● Problem to solve: Here are some records; quote them exactly, leaving out the pictures.

● Extracted data:

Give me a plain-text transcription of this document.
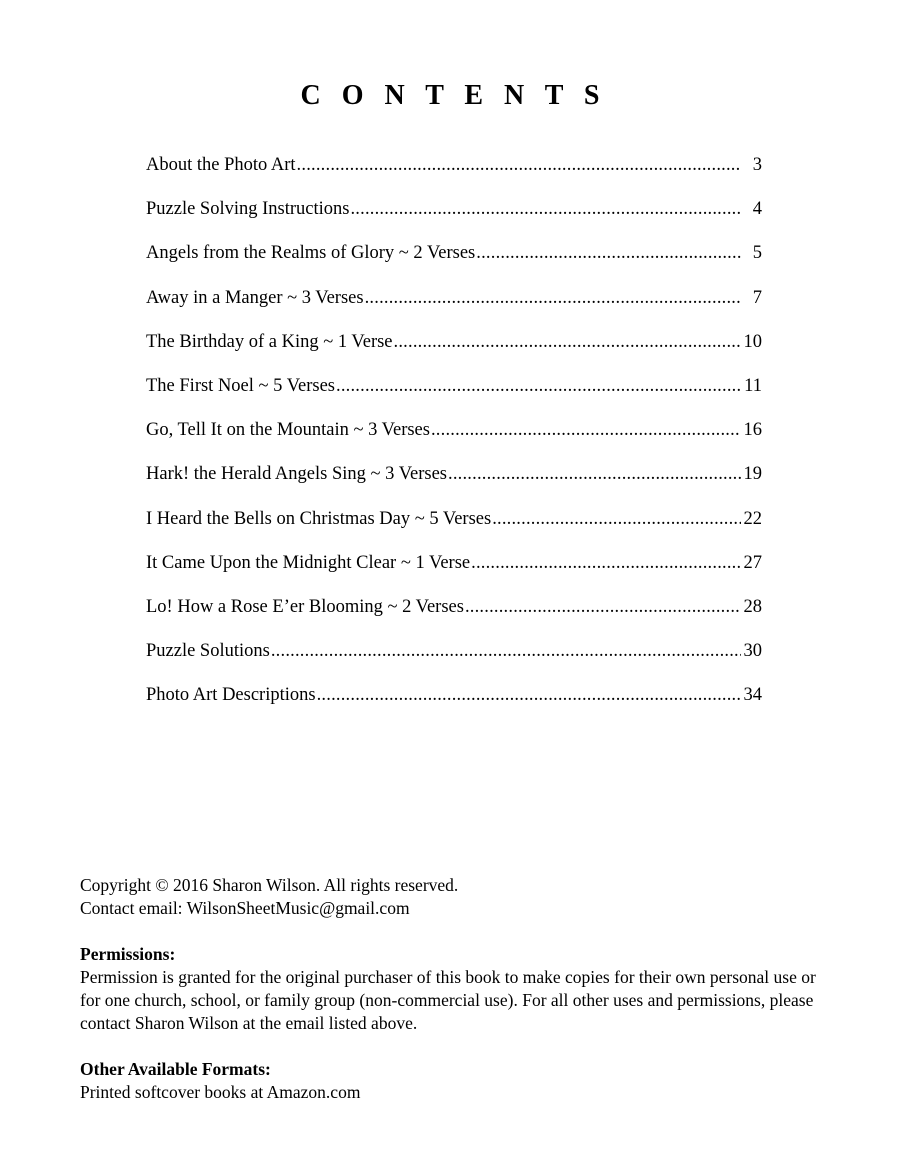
C O N T E N T S
About the Photo Art .....	3
Puzzle Solving Instructions .....	4
Angels from the Realms of Glory ~ 2 Verses .....	5
Away in a Manger ~ 3 Verses .....	7
The Birthday of a King ~ 1 Verse .....	10
The First Noel ~ 5 Verses .....	11
Go, Tell It on the Mountain ~ 3 Verses .....	16
Hark! the Herald Angels Sing ~ 3 Verses .....	19
I Heard the Bells on Christmas Day ~ 5 Verses .....	22
It Came Upon the Midnight Clear ~ 1 Verse .....	27
Lo! How a Rose E’er Blooming ~ 2 Verses .....	28
Puzzle Solutions .....	30
Photo Art Descriptions .....	34

Copyright © 2016 Sharon Wilson. All rights reserved.

Contact email: WilsonSheetMusic@gmail.com

Permissions:

Permission is granted for the original purchaser of this book to make copies for their own personal use or for one church, school, or family group (non-commercial use). For all other uses and permissions, please contact Sharon Wilson at the email listed above.

Other Available Formats:

Printed softcover books at Amazon.com
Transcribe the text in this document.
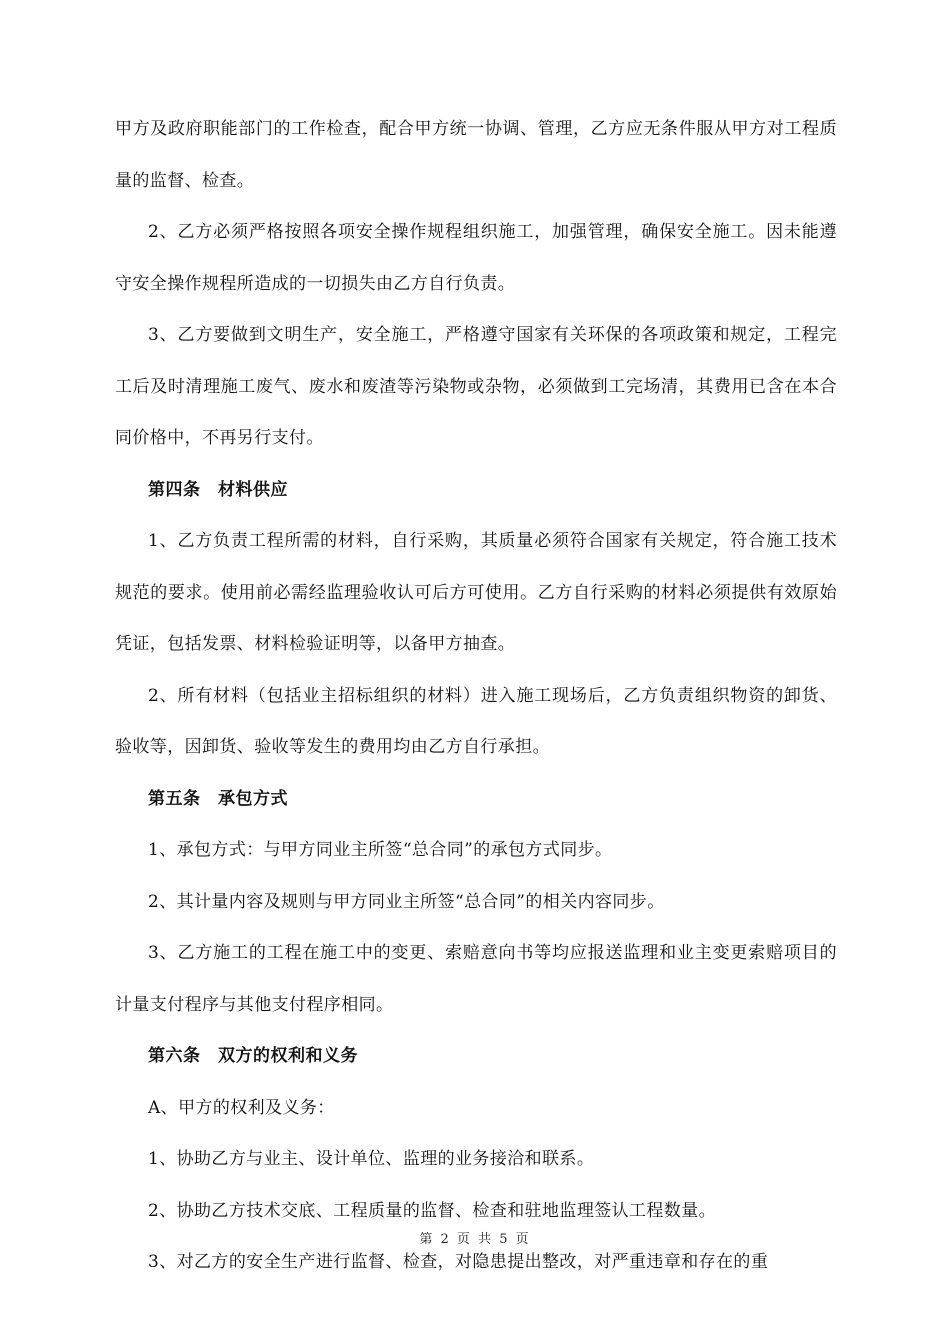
甲方及政府职能部门的工作检查，配合甲方统一协调、管理，乙方应无条件服从甲方对工程质量的监督、检查。

2、乙方必须严格按照各项安全操作规程组织施工，加强管理，确保安全施工。因未能遵守安全操作规程所造成的一切损失由乙方自行负责。

3、乙方要做到文明生产，安全施工，严格遵守国家有关环保的各项政策和规定，工程完工后及时清理施工废气、废水和废渣等污染物或杂物，必须做到工完场清，其费用已含在本合同价格中，不再另行支付。

第四条　材料供应

1、乙方负责工程所需的材料，自行采购，其质量必须符合国家有关规定，符合施工技术规范的要求。使用前必需经监理验收认可后方可使用。乙方自行采购的材料必须提供有效原始凭证，包括发票、材料检验证明等，以备甲方抽查。

2、所有材料（包括业主招标组织的材料）进入施工现场后，乙方负责组织物资的卸货、验收等，因卸货、验收等发生的费用均由乙方自行承担。

第五条　承包方式

1、承包方式：与甲方同业主所签“总合同”的承包方式同步。

2、其计量内容及规则与甲方同业主所签“总合同”的相关内容同步。

3、乙方施工的工程在施工中的变更、索赔意向书等均应报送监理和业主变更索赔项目的计量支付程序与其他支付程序相同。

第六条　双方的权利和义务

A、甲方的权利及义务：

1、协助乙方与业主、设计单位、监理的业务接洽和联系。

2、协助乙方技术交底、工程质量的监督、检查和驻地监理签认工程数量。

3、对乙方的安全生产进行监督、检查，对隐患提出整改，对严重违章和存在的重

第 2 页 共 5 页
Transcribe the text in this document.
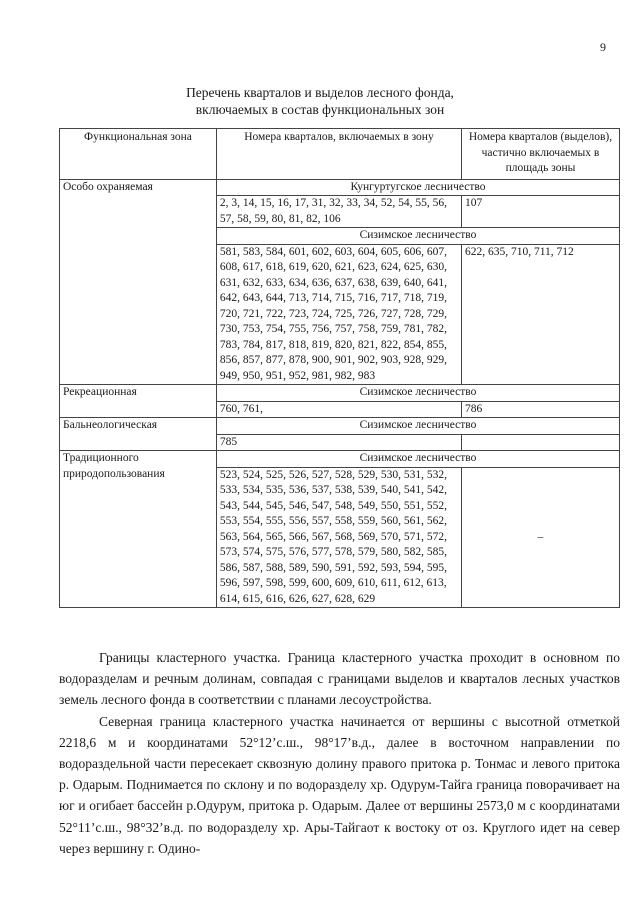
9
Перечень кварталов и выделов лесного фонда,
включаемых в состав функциональных зон
Функциональная зона	Номера кварталов, включаемых в зону	Номера кварталов (выделов), частично включаемых в площадь зоны
Особо охраняемая	Кунгуртугское лесничество	
	2, 3, 14, 15, 16, 17, 31, 32, 33, 34, 52, 54, 55, 56, 57, 58, 59, 80, 81, 82, 106	107
	Сизимское лесничество	
	581, 583, 584, 601, 602, 603, 604, 605, 606, 607, 608, 617, 618, 619, 620, 621, 623, 624, 625, 630, 631, 632, 633, 634, 636, 637, 638, 639, 640, 641, 642, 643, 644, 713, 714, 715, 716, 717, 718, 719, 720, 721, 722, 723, 724, 725, 726, 727, 728, 729, 730, 753, 754, 755, 756, 757, 758, 759, 781, 782, 783, 784, 817, 818, 819, 820, 821, 822, 854, 855, 856, 857, 877, 878, 900, 901, 902, 903, 928, 929, 949, 950, 951, 952, 981, 982, 983	622, 635, 710, 711, 712
Рекреационная	Сизимское лесничество	
	760, 761,	786
Бальнеологическая	Сизимское лесничество	
	785	
Традиционного природопользования	Сизимское лесничество	
	523, 524, 525, 526, 527, 528, 529, 530, 531, 532, 533, 534, 535, 536, 537, 538, 539, 540, 541, 542, 543, 544, 545, 546, 547, 548, 549, 550, 551, 552, 553, 554, 555, 556, 557, 558, 559, 560, 561, 562, 563, 564, 565, 566, 567, 568, 569, 570, 571, 572, 573, 574, 575, 576, 577, 578, 579, 580, 582, 585, 586, 587, 588, 589, 590, 591, 592, 593, 594, 595, 596, 597, 598, 599, 600, 609, 610, 611, 612, 613, 614, 615, 616, 626, 627, 628, 629	–

Границы кластерного участка. Граница кластерного участка проходит в основном по водоразделам и речным долинам, совпадая с границами выделов и кварталов лесных участков земель лесного фонда в соответствии с планами лесоустройства.

Северная граница кластерного участка начинается от вершины с высотной отметкой 2218,6 м и координатами 52°12’с.ш., 98°17’в.д., далее в восточном направлении по водораздельной части пересекает сквозную долину правого притока р. Тонмас и левого притока р. Одарым. Поднимается по склону и по водоразделу хр. Одурум-Тайга граница поворачивает на юг и огибает бассейн р.Одурум, притока р. Одарым. Далее от вершины 2573,0 м с координатами 52°11’с.ш., 98°32’в.д. по водоразделу хр. Ары-Тайгаот к востоку от оз. Круглого идет на север через вершину г. Одино-
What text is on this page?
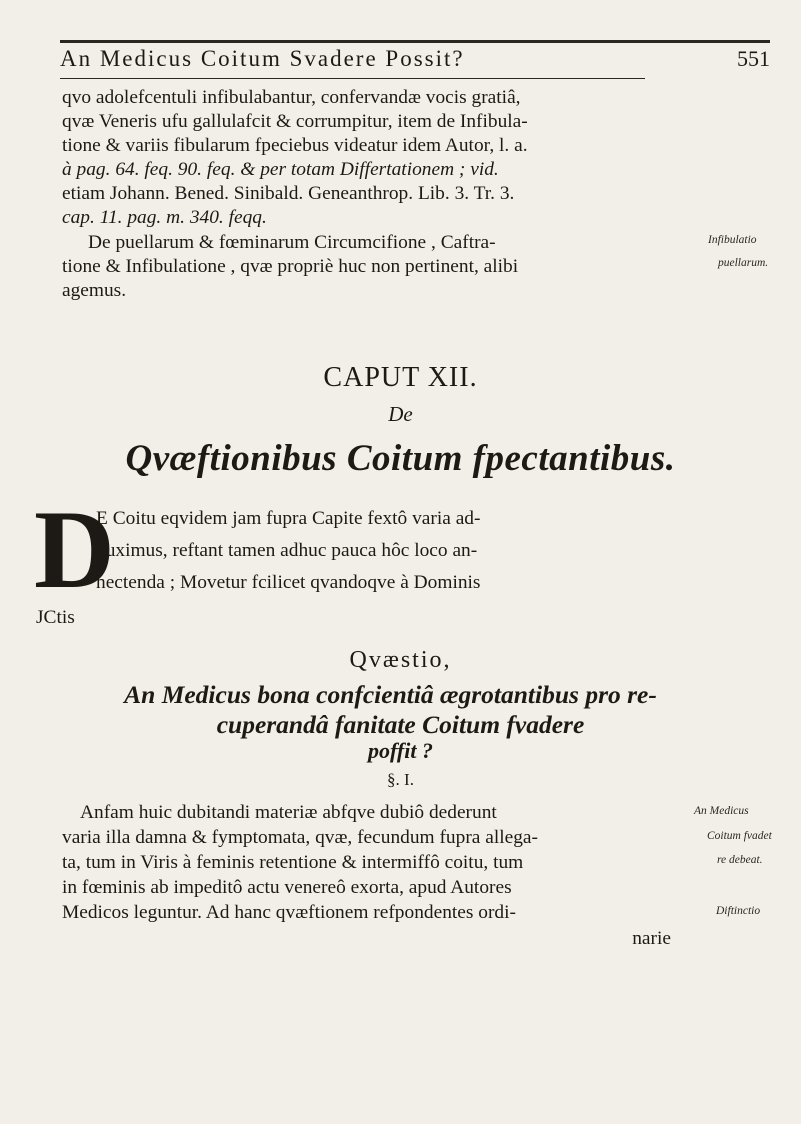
An Medicus Coitum Svadere Possit?	551
qvo adolefcentuli infibulabantur, confervandæ vocis gratiâ,
qvæ Veneris ufu gallulafcit & corrumpitur, item de Infibula-
tione & variis fibularum fpeciebus videatur idem Autor, l. a.
à pag. 64. feq. 90. feq. & per totam Differtationem ; vid.
etiam Johann. Bened. Sinibald. Geneanthrop. Lib. 3. Tr. 3.
cap. 11. pag. m. 340. feqq.
De puellarum & fœminarum Circumcifione , Caftra-
tione & Infibulatione , qvæ propriè huc non pertinent, alibi
agemus.
Infibulatio
puellarum.
CAPUT XII.
De
Qvæftionibus Coitum fpectantibus.
D
E Coitu eqvidem jam fupra Capite fextô varia ad-
duximus, reftant tamen adhuc pauca hôc loco an-
nectenda ; Movetur fcilicet qvandoqve à Dominis
JCtis
Qvæstio,
An Medicus bona confcientiâ ægrotantibus pro re-
cuperandâ fanitate Coitum fvadere
poffit ?
§. I.
Anfam huic dubitandi materiæ abfqve dubiô dederunt
varia illa damna & fymptomata, qvæ, fecundum fupra allega-
ta, tum in Viris à feminis retentione & intermiffô coitu, tum
in fœminis ab impeditô actu venereô exorta, apud Autores
Medicos leguntur. Ad hanc qvæftionem refpondentes ordi-
An Medicus
Coitum fvadet
re debeat.
Diftinctio
narie
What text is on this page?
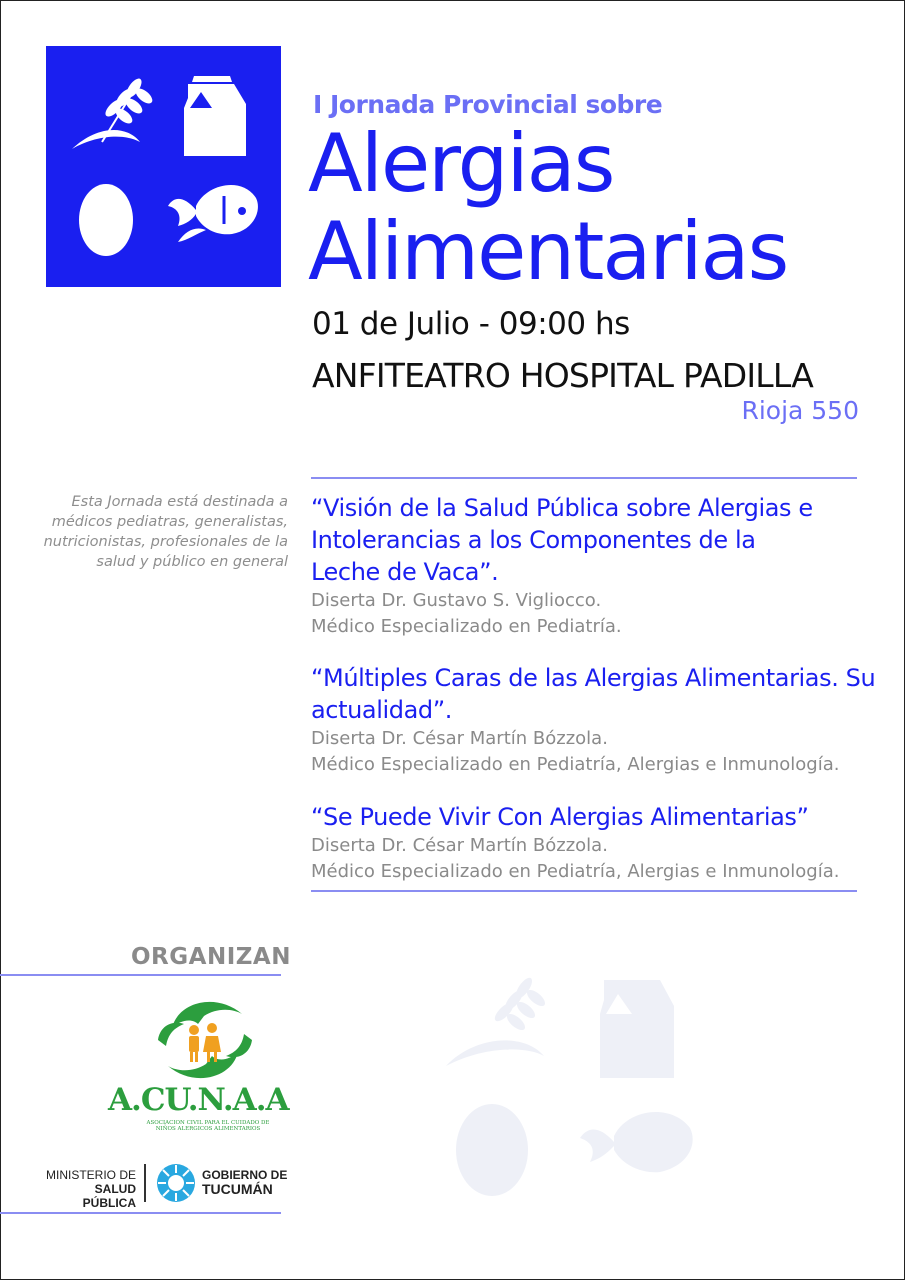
I Jornada Provincial sobre
Alergias
Alimentarias
01 de Julio - 09:00 hs
ANFITEATRO HOSPITAL PADILLA
Rioja 550
Esta Jornada está destinada a médicos pediatras, generalistas, nutricionistas, profesionales de la salud y público en general
“Visión de la Salud Pública sobre Alergias e Intolerancias a los Componentes de la Leche de Vaca”.
Diserta Dr. Gustavo S. Vigliocco.
Médico Especializado en Pediatría.
“Múltiples Caras de las Alergias Alimentarias. Su actualidad”.
Diserta Dr. César Martín Bózzola.
Médico Especializado en Pediatría, Alergias e Inmunología.
“Se Puede Vivir Con Alergias Alimentarias”
Diserta Dr. César Martín Bózzola.
Médico Especializado en Pediatría, Alergias e Inmunología.
ORGANIZAN
A.CU.N.A.A
ASOCIACION CIVIL PARA EL CUIDADO DE NIÑOS ALERGICOS ALIMENTARIOS
MINISTERIO DE
SALUD PÚBLICA
GOBIERNO DE
TUCUMÁN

● Complete output:
Give me a plain-text transcription of this document.
C O N T E N T S
About the Photo Art .....	3
Puzzle Solving Instructions .....	4
Angels from the Realms of Glory ~ 2 Verses .....	5
Away in a Manger ~ 3 Verses .....	7
The Birthday of a King ~ 1 Verse .....	10
The First Noel ~ 5 Verses .....	11
Go, Tell It on the Mountain ~ 3 Verses .....	16
Hark! the Herald Angels Sing ~ 3 Verses .....	19
I Heard the Bells on Christmas Day ~ 5 Verses .....	22
It Came Upon the Midnight Clear ~ 1 Verse .....	27
Lo! How a Rose E’er Blooming ~ 2 Verses .....	28
Puzzle Solutions .....	30
Photo Art Descriptions .....	34

Copyright © 2016 Sharon Wilson. All rights reserved.

Contact email: WilsonSheetMusic@gmail.com

Permissions:

Permission is granted for the original purchaser of this book to make copies for their own personal use or for one church, school, or family group (non-commercial use). For all other uses and permissions, please contact Sharon Wilson at the email listed above.

Other Available Formats:

Printed softcover books at Amazon.com
Transcribe the text in this document.
甲方及政府职能部门的工作检查，配合甲方统一协调、管理，乙方应无条件服从甲方对工程质量的监督、检查。

2、乙方必须严格按照各项安全操作规程组织施工，加强管理，确保安全施工。因未能遵守安全操作规程所造成的一切损失由乙方自行负责。

3、乙方要做到文明生产，安全施工，严格遵守国家有关环保的各项政策和规定，工程完工后及时清理施工废气、废水和废渣等污染物或杂物，必须做到工完场清，其费用已含在本合同价格中，不再另行支付。

第四条　材料供应

1、乙方负责工程所需的材料，自行采购，其质量必须符合国家有关规定，符合施工技术规范的要求。使用前必需经监理验收认可后方可使用。乙方自行采购的材料必须提供有效原始凭证，包括发票、材料检验证明等，以备甲方抽查。

2、所有材料（包括业主招标组织的材料）进入施工现场后，乙方负责组织物资的卸货、验收等，因卸货、验收等发生的费用均由乙方自行承担。

第五条　承包方式

1、承包方式：与甲方同业主所签“总合同”的承包方式同步。

2、其计量内容及规则与甲方同业主所签“总合同”的相关内容同步。

3、乙方施工的工程在施工中的变更、索赔意向书等均应报送监理和业主变更索赔项目的计量支付程序与其他支付程序相同。

第六条　双方的权利和义务

A、甲方的权利及义务：

1、协助乙方与业主、设计单位、监理的业务接洽和联系。

2、协助乙方技术交底、工程质量的监督、检查和驻地监理签认工程数量。

3、对乙方的安全生产进行监督、检查，对隐患提出整改，对严重违章和存在的重

第 2 页 共 5 页
Transcribe the text in this document.
9
Перечень кварталов и выделов лесного фонда,
включаемых в состав функциональных зон
Функциональная зона	Номера кварталов, включаемых в зону	Номера кварталов (выделов), частично включаемых в площадь зоны
Особо охраняемая	Кунгуртугское лесничество	
	2, 3, 14, 15, 16, 17, 31, 32, 33, 34, 52, 54, 55, 56, 57, 58, 59, 80, 81, 82, 106	107
	Сизимское лесничество	
	581, 583, 584, 601, 602, 603, 604, 605, 606, 607, 608, 617, 618, 619, 620, 621, 623, 624, 625, 630, 631, 632, 633, 634, 636, 637, 638, 639, 640, 641, 642, 643, 644, 713, 714, 715, 716, 717, 718, 719, 720, 721, 722, 723, 724, 725, 726, 727, 728, 729, 730, 753, 754, 755, 756, 757, 758, 759, 781, 782, 783, 784, 817, 818, 819, 820, 821, 822, 854, 855, 856, 857, 877, 878, 900, 901, 902, 903, 928, 929, 949, 950, 951, 952, 981, 982, 983	622, 635, 710, 711, 712
Рекреационная	Сизимское лесничество	
	760, 761,	786
Бальнеологическая	Сизимское лесничество	
	785	
Традиционного природопользования	Сизимское лесничество	
	523, 524, 525, 526, 527, 528, 529, 530, 531, 532, 533, 534, 535, 536, 537, 538, 539, 540, 541, 542, 543, 544, 545, 546, 547, 548, 549, 550, 551, 552, 553, 554, 555, 556, 557, 558, 559, 560, 561, 562, 563, 564, 565, 566, 567, 568, 569, 570, 571, 572, 573, 574, 575, 576, 577, 578, 579, 580, 582, 585, 586, 587, 588, 589, 590, 591, 592, 593, 594, 595, 596, 597, 598, 599, 600, 609, 610, 611, 612, 613, 614, 615, 616, 626, 627, 628, 629	–

Границы кластерного участка. Граница кластерного участка проходит в основном по водоразделам и речным долинам, совпадая с границами выделов и кварталов лесных участков земель лесного фонда в соответствии с планами лесоустройства.

Северная граница кластерного участка начинается от вершины с высотной отметкой 2218,6 м и координатами 52°12’с.ш., 98°17’в.д., далее в восточном направлении по водораздельной части пересекает сквозную долину правого притока р. Тонмас и левого притока р. Одарым. Поднимается по склону и по водоразделу хр. Одурум-Тайга граница поворачивает на юг и огибает бассейн р.Одурум, притока р. Одарым. Далее от вершины 2573,0 м с координатами 52°11’с.ш., 98°32’в.д. по водоразделу хр. Ары-Тайгаот к востоку от оз. Круглого идет на север через вершину г. Одино-
What text is on this page?
An Medicus Coitum Svadere Possit?	551
qvo adolefcentuli infibulabantur, confervandæ vocis gratiâ,
qvæ Veneris ufu gallulafcit & corrumpitur, item de Infibula-
tione & variis fibularum fpeciebus videatur idem Autor, l. a.
à pag. 64. feq. 90. feq. & per totam Differtationem ; vid.
etiam Johann. Bened. Sinibald. Geneanthrop. Lib. 3. Tr. 3.
cap. 11. pag. m. 340. feqq.
De puellarum & fœminarum Circumcifione , Caftra-
tione & Infibulatione , qvæ propriè huc non pertinent, alibi
agemus.
Infibulatio
puellarum.
CAPUT XII.
De
Qvæftionibus Coitum fpectantibus.
D
E Coitu eqvidem jam fupra Capite fextô varia ad-
duximus, reftant tamen adhuc pauca hôc loco an-
nectenda ; Movetur fcilicet qvandoqve à Dominis
JCtis
Qvæstio,
An Medicus bona confcientiâ ægrotantibus pro re-
cuperandâ fanitate Coitum fvadere
poffit ?
§. I.
Anfam huic dubitandi materiæ abfqve dubiô dederunt
varia illa damna & fymptomata, qvæ, fecundum fupra allega-
ta, tum in Viris à feminis retentione & intermiffô coitu, tum
in fœminis ab impeditô actu venereô exorta, apud Autores
Medicos leguntur. Ad hanc qvæftionem refpondentes ordi-
An Medicus
Coitum fvadet
re debeat.
Diftinctio
narie
What text is on this page?
I Jornada Provincial sobre
Alergias
Alimentarias
01 de Julio - 09:00 hs
ANFITEATRO HOSPITAL PADILLA
Rioja 550
Esta Jornada está destinada a médicos pediatras, generalistas, nutricionistas, profesionales de la salud y público en general
“Visión de la Salud Pública sobre Alergias e Intolerancias a los Componentes de la Leche de Vaca”.
Diserta Dr. Gustavo S. Vigliocco.
Médico Especializado en Pediatría.
“Múltiples Caras de las Alergias Alimentarias. Su actualidad”.
Diserta Dr. César Martín Bózzola.
Médico Especializado en Pediatría, Alergias e Inmunología.
“Se Puede Vivir Con Alergias Alimentarias”
Diserta Dr. César Martín Bózzola.
Médico Especializado en Pediatría, Alergias e Inmunología.
ORGANIZAN
A.CU.N.A.A
ASOCIACION CIVIL PARA EL CUIDADO DE NIÑOS ALERGICOS ALIMENTARIOS
MINISTERIO DE
SALUD PÚBLICA
GOBIERNO DE
TUCUMÁN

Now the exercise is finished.